• What you should do:
Will you give every entry again exactly as it stands?

[Stored items]
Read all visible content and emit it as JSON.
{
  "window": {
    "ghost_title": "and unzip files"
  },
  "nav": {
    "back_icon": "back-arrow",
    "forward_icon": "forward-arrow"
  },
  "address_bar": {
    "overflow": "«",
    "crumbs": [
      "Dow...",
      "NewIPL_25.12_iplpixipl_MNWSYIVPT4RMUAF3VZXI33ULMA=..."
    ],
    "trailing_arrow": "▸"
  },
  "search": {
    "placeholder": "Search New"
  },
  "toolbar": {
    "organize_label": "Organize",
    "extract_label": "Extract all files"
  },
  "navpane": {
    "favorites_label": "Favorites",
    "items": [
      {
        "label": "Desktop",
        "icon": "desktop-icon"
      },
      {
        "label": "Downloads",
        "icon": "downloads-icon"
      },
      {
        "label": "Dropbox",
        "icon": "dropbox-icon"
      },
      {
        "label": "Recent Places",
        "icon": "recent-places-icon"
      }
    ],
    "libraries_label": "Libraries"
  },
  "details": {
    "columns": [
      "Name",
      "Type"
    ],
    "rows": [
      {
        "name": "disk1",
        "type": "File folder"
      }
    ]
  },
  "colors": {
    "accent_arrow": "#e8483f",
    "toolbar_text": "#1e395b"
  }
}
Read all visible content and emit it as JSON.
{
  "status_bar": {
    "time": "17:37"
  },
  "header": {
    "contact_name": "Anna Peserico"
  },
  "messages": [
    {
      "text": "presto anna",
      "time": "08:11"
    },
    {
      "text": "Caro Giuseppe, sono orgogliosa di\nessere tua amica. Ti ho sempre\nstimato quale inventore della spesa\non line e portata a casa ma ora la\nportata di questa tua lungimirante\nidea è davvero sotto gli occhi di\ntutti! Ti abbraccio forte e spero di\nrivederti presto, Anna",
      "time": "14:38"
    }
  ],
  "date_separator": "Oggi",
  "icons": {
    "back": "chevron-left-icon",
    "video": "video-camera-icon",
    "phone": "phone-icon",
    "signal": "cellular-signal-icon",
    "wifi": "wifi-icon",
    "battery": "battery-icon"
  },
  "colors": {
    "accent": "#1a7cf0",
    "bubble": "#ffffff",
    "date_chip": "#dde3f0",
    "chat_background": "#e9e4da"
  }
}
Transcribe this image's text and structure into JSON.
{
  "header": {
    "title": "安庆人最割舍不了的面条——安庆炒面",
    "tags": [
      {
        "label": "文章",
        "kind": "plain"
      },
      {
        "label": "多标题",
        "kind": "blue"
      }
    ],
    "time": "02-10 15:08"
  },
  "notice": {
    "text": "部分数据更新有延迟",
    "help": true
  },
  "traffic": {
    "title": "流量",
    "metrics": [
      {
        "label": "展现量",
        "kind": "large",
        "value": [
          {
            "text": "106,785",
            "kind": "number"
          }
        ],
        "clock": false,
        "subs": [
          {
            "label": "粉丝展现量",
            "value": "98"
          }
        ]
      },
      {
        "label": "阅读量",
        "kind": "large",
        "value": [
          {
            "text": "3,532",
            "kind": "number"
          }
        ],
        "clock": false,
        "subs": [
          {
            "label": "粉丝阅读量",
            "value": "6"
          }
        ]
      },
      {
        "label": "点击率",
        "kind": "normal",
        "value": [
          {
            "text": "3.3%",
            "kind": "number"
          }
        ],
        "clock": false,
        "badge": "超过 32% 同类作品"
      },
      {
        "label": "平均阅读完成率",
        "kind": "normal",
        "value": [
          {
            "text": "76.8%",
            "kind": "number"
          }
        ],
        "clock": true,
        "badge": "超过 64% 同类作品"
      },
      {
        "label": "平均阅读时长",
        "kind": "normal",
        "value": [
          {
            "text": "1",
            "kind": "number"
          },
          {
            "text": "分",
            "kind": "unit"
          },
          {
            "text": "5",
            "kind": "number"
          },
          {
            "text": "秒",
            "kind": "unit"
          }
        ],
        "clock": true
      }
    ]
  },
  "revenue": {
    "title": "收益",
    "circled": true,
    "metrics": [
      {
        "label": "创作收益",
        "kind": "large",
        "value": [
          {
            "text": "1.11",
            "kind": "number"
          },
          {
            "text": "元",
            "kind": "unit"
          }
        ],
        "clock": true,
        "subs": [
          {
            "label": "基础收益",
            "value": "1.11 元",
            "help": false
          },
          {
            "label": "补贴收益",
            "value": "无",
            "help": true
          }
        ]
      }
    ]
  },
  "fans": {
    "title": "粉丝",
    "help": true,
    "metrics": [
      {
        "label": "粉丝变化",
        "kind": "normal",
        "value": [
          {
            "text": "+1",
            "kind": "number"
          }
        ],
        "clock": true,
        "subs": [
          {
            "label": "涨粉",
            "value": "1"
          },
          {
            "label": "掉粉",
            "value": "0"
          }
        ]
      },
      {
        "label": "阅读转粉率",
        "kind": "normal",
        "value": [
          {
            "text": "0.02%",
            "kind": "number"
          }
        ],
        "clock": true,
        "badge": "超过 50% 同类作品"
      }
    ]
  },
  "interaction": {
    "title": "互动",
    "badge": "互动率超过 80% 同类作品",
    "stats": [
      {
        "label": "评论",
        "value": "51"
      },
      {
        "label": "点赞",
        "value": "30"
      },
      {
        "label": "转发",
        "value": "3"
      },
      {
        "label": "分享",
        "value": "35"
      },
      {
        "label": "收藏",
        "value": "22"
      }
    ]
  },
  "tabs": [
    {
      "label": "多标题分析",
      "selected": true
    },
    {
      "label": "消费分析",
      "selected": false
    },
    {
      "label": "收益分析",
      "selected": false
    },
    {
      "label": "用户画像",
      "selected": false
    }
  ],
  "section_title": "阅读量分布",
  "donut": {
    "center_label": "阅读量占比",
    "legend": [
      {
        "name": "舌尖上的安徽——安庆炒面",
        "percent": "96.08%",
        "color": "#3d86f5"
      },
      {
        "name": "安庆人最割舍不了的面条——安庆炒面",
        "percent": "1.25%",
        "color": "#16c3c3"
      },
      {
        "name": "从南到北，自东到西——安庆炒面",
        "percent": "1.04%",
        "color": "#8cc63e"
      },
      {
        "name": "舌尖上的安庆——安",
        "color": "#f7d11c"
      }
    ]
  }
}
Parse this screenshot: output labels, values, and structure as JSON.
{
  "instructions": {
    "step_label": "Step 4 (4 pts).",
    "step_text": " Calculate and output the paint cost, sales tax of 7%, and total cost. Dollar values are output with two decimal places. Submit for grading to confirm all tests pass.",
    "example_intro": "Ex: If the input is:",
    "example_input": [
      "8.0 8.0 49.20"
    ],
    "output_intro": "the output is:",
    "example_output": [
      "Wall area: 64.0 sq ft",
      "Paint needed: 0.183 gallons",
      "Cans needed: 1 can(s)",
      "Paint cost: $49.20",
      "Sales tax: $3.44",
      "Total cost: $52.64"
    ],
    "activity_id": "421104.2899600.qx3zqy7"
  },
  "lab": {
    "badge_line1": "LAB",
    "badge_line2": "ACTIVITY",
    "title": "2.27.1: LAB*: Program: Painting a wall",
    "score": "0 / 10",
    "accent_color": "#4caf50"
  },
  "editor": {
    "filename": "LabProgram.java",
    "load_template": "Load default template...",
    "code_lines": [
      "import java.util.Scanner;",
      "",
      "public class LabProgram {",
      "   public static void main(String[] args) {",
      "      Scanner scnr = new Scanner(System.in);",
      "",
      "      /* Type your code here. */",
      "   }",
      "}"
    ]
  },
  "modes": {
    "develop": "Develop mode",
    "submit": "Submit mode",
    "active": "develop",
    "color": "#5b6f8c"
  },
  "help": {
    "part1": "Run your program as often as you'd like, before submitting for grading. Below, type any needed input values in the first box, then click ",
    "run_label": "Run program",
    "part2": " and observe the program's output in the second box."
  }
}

• Full output:
Read all visible content and emit it as JSON.
{
  "window": {
    "ghost_title": "and unzip files"
  },
  "nav": {
    "back_icon": "back-arrow",
    "forward_icon": "forward-arrow"
  },
  "address_bar": {
    "overflow": "«",
    "crumbs": [
      "Dow...",
      "NewIPL_25.12_iplpixipl_MNWSYIVPT4RMUAF3VZXI33ULMA=..."
    ],
    "trailing_arrow": "▸"
  },
  "search": {
    "placeholder": "Search New"
  },
  "toolbar": {
    "organize_label": "Organize",
    "extract_label": "Extract all files"
  },
  "navpane": {
    "favorites_label": "Favorites",
    "items": [
      {
        "label": "Desktop",
        "icon": "desktop-icon"
      },
      {
        "label": "Downloads",
        "icon": "downloads-icon"
      },
      {
        "label": "Dropbox",
        "icon": "dropbox-icon"
      },
      {
        "label": "Recent Places",
        "icon": "recent-places-icon"
      }
    ],
    "libraries_label": "Libraries"
  },
  "details": {
    "columns": [
      "Name",
      "Type"
    ],
    "rows": [
      {
        "name": "disk1",
        "type": "File folder"
      }
    ]
  },
  "colors": {
    "accent_arrow": "#e8483f",
    "toolbar_text": "#1e395b"
  }
}
Read all visible content and emit it as JSON.
{
  "status_bar": {
    "time": "17:37"
  },
  "header": {
    "contact_name": "Anna Peserico"
  },
  "messages": [
    {
      "text": "presto anna",
      "time": "08:11"
    },
    {
      "text": "Caro Giuseppe, sono orgogliosa di\nessere tua amica. Ti ho sempre\nstimato quale inventore della spesa\non line e portata a casa ma ora la\nportata di questa tua lungimirante\nidea è davvero sotto gli occhi di\ntutti! Ti abbraccio forte e spero di\nrivederti presto, Anna",
      "time": "14:38"
    }
  ],
  "date_separator": "Oggi",
  "icons": {
    "back": "chevron-left-icon",
    "video": "video-camera-icon",
    "phone": "phone-icon",
    "signal": "cellular-signal-icon",
    "wifi": "wifi-icon",
    "battery": "battery-icon"
  },
  "colors": {
    "accent": "#1a7cf0",
    "bubble": "#ffffff",
    "date_chip": "#dde3f0",
    "chat_background": "#e9e4da"
  }
}
Transcribe this image's text and structure into JSON.
{
  "header": {
    "title": "安庆人最割舍不了的面条——安庆炒面",
    "tags": [
      {
        "label": "文章",
        "kind": "plain"
      },
      {
        "label": "多标题",
        "kind": "blue"
      }
    ],
    "time": "02-10 15:08"
  },
  "notice": {
    "text": "部分数据更新有延迟",
    "help": true
  },
  "traffic": {
    "title": "流量",
    "metrics": [
      {
        "label": "展现量",
        "kind": "large",
        "value": [
          {
            "text": "106,785",
            "kind": "number"
          }
        ],
        "clock": false,
        "subs": [
          {
            "label": "粉丝展现量",
            "value": "98"
          }
        ]
      },
      {
        "label": "阅读量",
        "kind": "large",
        "value": [
          {
            "text": "3,532",
            "kind": "number"
          }
        ],
        "clock": false,
        "subs": [
          {
            "label": "粉丝阅读量",
            "value": "6"
          }
        ]
      },
      {
        "label": "点击率",
        "kind": "normal",
        "value": [
          {
            "text": "3.3%",
            "kind": "number"
          }
        ],
        "clock": false,
        "badge": "超过 32% 同类作品"
      },
      {
        "label": "平均阅读完成率",
        "kind": "normal",
        "value": [
          {
            "text": "76.8%",
            "kind": "number"
          }
        ],
        "clock": true,
        "badge": "超过 64% 同类作品"
      },
      {
        "label": "平均阅读时长",
        "kind": "normal",
        "value": [
          {
            "text": "1",
            "kind": "number"
          },
          {
            "text": "分",
            "kind": "unit"
          },
          {
            "text": "5",
            "kind": "number"
          },
          {
            "text": "秒",
            "kind": "unit"
          }
        ],
        "clock": true
      }
    ]
  },
  "revenue": {
    "title": "收益",
    "circled": true,
    "metrics": [
      {
        "label": "创作收益",
        "kind": "large",
        "value": [
          {
            "text": "1.11",
            "kind": "number"
          },
          {
            "text": "元",
            "kind": "unit"
          }
        ],
        "clock": true,
        "subs": [
          {
            "label": "基础收益",
            "value": "1.11 元",
            "help": false
          },
          {
            "label": "补贴收益",
            "value": "无",
            "help": true
          }
        ]
      }
    ]
  },
  "fans": {
    "title": "粉丝",
    "help": true,
    "metrics": [
      {
        "label": "粉丝变化",
        "kind": "normal",
        "value": [
          {
            "text": "+1",
            "kind": "number"
          }
        ],
        "clock": true,
        "subs": [
          {
            "label": "涨粉",
            "value": "1"
          },
          {
            "label": "掉粉",
            "value": "0"
          }
        ]
      },
      {
        "label": "阅读转粉率",
        "kind": "normal",
        "value": [
          {
            "text": "0.02%",
            "kind": "number"
          }
        ],
        "clock": true,
        "badge": "超过 50% 同类作品"
      }
    ]
  },
  "interaction": {
    "title": "互动",
    "badge": "互动率超过 80% 同类作品",
    "stats": [
      {
        "label": "评论",
        "value": "51"
      },
      {
        "label": "点赞",
        "value": "30"
      },
      {
        "label": "转发",
        "value": "3"
      },
      {
        "label": "分享",
        "value": "35"
      },
      {
        "label": "收藏",
        "value": "22"
      }
    ]
  },
  "tabs": [
    {
      "label": "多标题分析",
      "selected": true
    },
    {
      "label": "消费分析",
      "selected": false
    },
    {
      "label": "收益分析",
      "selected": false
    },
    {
      "label": "用户画像",
      "selected": false
    }
  ],
  "section_title": "阅读量分布",
  "donut": {
    "center_label": "阅读量占比",
    "legend": [
      {
        "name": "舌尖上的安徽——安庆炒面",
        "percent": "96.08%",
        "color": "#3d86f5"
      },
      {
        "name": "安庆人最割舍不了的面条——安庆炒面",
        "percent": "1.25%",
        "color": "#16c3c3"
      },
      {
        "name": "从南到北，自东到西——安庆炒面",
        "percent": "1.04%",
        "color": "#8cc63e"
      },
      {
        "name": "舌尖上的安庆——安",
        "color": "#f7d11c"
      }
    ]
  }
}
Parse this screenshot: output labels, values, and structure as JSON.
{
  "instructions": {
    "step_label": "Step 4 (4 pts).",
    "step_text": " Calculate and output the paint cost, sales tax of 7%, and total cost. Dollar values are output with two decimal places. Submit for grading to confirm all tests pass.",
    "example_intro": "Ex: If the input is:",
    "example_input": [
      "8.0 8.0 49.20"
    ],
    "output_intro": "the output is:",
    "example_output": [
      "Wall area: 64.0 sq ft",
      "Paint needed: 0.183 gallons",
      "Cans needed: 1 can(s)",
      "Paint cost: $49.20",
      "Sales tax: $3.44",
      "Total cost: $52.64"
    ],
    "activity_id": "421104.2899600.qx3zqy7"
  },
  "lab": {
    "badge_line1": "LAB",
    "badge_line2": "ACTIVITY",
    "title": "2.27.1: LAB*: Program: Painting a wall",
    "score": "0 / 10",
    "accent_color": "#4caf50"
  },
  "editor": {
    "filename": "LabProgram.java",
    "load_template": "Load default template...",
    "code_lines": [
      "import java.util.Scanner;",
      "",
      "public class LabProgram {",
      "   public static void main(String[] args) {",
      "      Scanner scnr = new Scanner(System.in);",
      "",
      "      /* Type your code here. */",
      "   }",
      "}"
    ]
  },
  "modes": {
    "develop": "Develop mode",
    "submit": "Submit mode",
    "active": "develop",
    "color": "#5b6f8c"
  },
  "help": {
    "part1": "Run your program as often as you'd like, before submitting for grading. Below, type any needed input values in the first box, then click ",
    "run_label": "Run program",
    "part2": " and observe the program's output in the second box."
  }
}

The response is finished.